§ **WHAT TO DO**
Track down each line that has the word "officials" and copy it.
*** ITEMS ***
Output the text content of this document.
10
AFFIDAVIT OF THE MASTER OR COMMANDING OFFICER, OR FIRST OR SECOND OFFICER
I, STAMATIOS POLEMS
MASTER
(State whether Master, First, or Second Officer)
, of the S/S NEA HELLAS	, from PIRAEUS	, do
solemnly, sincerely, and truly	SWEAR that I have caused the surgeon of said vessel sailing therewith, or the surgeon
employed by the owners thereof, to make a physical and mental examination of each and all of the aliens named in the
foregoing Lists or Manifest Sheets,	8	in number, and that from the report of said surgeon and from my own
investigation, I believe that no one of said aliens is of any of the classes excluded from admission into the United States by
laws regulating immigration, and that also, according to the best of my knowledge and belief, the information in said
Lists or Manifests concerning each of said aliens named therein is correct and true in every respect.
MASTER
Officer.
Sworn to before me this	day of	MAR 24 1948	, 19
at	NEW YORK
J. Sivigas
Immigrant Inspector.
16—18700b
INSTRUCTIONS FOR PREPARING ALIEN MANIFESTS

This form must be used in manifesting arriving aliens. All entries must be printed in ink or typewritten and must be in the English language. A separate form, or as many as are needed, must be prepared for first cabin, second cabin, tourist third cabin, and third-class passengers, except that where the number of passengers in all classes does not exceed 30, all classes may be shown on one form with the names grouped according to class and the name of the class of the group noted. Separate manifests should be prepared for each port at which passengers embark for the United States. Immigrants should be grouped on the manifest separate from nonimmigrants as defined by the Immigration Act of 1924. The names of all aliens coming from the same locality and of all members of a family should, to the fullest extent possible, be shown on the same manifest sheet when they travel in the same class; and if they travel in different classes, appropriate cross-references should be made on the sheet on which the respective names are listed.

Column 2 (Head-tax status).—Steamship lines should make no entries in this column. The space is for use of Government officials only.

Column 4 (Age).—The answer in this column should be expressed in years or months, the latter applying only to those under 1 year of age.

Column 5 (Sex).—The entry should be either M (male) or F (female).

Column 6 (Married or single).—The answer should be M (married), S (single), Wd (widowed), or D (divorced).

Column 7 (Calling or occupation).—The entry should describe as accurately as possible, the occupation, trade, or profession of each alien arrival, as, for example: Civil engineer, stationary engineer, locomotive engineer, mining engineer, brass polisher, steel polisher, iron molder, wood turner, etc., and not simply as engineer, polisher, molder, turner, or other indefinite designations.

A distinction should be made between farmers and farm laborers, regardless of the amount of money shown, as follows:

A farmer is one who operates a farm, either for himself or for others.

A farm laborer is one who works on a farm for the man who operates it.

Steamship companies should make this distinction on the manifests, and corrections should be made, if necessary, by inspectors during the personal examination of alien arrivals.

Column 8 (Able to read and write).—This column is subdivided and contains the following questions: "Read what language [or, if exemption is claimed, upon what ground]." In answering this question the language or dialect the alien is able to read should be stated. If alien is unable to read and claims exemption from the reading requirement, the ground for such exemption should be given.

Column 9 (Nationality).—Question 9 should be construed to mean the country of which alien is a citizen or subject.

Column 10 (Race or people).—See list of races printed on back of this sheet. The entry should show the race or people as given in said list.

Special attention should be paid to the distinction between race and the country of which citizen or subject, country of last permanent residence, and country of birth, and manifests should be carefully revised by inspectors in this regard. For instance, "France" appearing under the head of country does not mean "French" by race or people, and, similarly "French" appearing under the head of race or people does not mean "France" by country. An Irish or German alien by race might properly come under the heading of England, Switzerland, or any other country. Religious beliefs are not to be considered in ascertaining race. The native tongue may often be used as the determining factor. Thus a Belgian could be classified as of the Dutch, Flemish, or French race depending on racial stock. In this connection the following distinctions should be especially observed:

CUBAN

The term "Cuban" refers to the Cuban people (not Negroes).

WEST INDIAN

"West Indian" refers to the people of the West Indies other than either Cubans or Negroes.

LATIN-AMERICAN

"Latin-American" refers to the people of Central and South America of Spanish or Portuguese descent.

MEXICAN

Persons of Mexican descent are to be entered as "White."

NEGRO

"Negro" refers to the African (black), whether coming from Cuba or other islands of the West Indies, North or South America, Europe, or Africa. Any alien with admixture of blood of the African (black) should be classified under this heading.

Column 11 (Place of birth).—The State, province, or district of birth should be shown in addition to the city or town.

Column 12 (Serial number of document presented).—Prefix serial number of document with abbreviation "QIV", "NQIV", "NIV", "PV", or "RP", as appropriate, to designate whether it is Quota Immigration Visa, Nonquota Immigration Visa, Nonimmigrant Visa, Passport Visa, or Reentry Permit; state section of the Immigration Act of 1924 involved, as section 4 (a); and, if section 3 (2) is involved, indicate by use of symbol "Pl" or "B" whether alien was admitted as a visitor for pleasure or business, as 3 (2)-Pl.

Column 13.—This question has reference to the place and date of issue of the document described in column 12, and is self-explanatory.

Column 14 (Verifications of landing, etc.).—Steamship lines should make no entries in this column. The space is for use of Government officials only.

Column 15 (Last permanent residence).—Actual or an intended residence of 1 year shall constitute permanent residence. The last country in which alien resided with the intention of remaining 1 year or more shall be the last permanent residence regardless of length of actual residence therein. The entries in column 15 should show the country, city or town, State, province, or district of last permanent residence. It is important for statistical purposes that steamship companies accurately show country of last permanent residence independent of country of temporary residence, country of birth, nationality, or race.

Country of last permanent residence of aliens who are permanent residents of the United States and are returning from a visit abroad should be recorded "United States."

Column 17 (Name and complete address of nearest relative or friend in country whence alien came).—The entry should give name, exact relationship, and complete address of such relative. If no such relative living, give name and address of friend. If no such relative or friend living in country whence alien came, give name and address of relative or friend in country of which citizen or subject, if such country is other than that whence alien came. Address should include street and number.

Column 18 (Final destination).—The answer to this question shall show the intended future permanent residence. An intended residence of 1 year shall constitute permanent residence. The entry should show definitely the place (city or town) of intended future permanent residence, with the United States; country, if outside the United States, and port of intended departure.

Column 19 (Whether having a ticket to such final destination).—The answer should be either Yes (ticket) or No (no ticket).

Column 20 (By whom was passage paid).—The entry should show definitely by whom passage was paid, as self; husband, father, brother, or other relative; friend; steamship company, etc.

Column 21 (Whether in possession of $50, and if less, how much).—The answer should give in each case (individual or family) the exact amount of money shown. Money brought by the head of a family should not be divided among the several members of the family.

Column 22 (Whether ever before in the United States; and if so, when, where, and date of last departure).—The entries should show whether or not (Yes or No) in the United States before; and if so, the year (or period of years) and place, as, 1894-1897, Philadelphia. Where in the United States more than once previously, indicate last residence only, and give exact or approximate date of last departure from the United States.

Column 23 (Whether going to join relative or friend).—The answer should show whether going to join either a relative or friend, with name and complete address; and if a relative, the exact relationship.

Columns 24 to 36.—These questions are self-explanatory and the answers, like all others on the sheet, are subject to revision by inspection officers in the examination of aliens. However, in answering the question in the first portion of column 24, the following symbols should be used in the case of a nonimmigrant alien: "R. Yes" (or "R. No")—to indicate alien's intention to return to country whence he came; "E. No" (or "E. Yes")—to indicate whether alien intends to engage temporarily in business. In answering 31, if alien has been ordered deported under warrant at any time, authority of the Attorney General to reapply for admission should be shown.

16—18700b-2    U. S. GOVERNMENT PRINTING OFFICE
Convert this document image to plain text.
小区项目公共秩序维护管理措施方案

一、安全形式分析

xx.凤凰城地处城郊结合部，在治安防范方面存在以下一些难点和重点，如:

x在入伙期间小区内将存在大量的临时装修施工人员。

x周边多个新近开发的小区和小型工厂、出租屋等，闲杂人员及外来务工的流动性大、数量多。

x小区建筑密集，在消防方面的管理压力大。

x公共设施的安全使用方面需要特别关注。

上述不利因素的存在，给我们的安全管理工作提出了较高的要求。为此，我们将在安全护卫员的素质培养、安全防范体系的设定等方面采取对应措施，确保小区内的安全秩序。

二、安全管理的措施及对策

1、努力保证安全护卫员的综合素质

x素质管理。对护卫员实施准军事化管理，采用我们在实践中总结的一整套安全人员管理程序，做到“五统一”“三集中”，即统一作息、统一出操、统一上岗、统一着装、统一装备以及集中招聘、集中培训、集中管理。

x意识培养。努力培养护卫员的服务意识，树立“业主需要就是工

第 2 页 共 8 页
***
§ **RESPONSE FOR THIS EXERCISE**
Column 2 (Head-tax status).—Steamship lines should make no entries in this column. The space is for use of Government officials only.
Column 14 (Verifications of landing, etc.).—Steamship lines should make no entries in this column. The space is for use of Government officials only.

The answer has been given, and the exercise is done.